▸ Problem details: Count how many lines contain the word "JSON". Please give only the number.

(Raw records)
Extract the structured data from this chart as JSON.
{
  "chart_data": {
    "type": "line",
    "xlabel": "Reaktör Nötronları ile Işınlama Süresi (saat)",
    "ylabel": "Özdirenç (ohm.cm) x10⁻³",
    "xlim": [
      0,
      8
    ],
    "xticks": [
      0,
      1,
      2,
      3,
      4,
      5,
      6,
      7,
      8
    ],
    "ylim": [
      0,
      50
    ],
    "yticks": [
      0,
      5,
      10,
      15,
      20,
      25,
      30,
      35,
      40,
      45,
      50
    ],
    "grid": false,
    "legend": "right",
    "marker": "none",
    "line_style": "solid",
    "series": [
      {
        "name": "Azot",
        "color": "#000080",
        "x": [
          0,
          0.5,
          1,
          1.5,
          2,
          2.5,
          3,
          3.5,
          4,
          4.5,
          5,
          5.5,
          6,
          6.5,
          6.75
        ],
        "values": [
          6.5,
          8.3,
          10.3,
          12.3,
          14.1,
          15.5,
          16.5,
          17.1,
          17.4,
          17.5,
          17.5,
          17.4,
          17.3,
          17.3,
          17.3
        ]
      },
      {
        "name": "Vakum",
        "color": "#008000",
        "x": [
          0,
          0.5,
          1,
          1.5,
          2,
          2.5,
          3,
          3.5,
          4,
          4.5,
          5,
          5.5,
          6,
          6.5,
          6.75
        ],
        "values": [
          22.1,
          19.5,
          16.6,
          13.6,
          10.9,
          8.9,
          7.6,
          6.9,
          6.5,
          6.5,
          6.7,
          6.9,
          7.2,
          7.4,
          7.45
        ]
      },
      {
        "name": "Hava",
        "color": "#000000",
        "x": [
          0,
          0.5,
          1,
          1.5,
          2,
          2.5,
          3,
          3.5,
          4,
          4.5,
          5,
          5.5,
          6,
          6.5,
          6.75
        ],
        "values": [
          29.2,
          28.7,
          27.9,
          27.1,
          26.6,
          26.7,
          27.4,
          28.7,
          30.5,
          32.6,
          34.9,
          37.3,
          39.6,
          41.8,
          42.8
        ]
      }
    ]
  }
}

---

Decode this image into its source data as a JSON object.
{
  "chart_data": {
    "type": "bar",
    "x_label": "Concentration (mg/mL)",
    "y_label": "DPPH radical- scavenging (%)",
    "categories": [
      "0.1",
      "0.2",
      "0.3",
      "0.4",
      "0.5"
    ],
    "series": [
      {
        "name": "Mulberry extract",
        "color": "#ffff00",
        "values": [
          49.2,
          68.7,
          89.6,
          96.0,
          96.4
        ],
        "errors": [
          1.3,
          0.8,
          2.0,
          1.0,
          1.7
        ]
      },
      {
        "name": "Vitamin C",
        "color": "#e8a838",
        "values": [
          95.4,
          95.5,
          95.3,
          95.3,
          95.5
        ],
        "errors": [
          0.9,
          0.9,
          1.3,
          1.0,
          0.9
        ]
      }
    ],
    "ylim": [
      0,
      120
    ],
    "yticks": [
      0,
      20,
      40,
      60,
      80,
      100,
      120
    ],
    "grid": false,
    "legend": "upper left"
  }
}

▸ Solution for this task: 2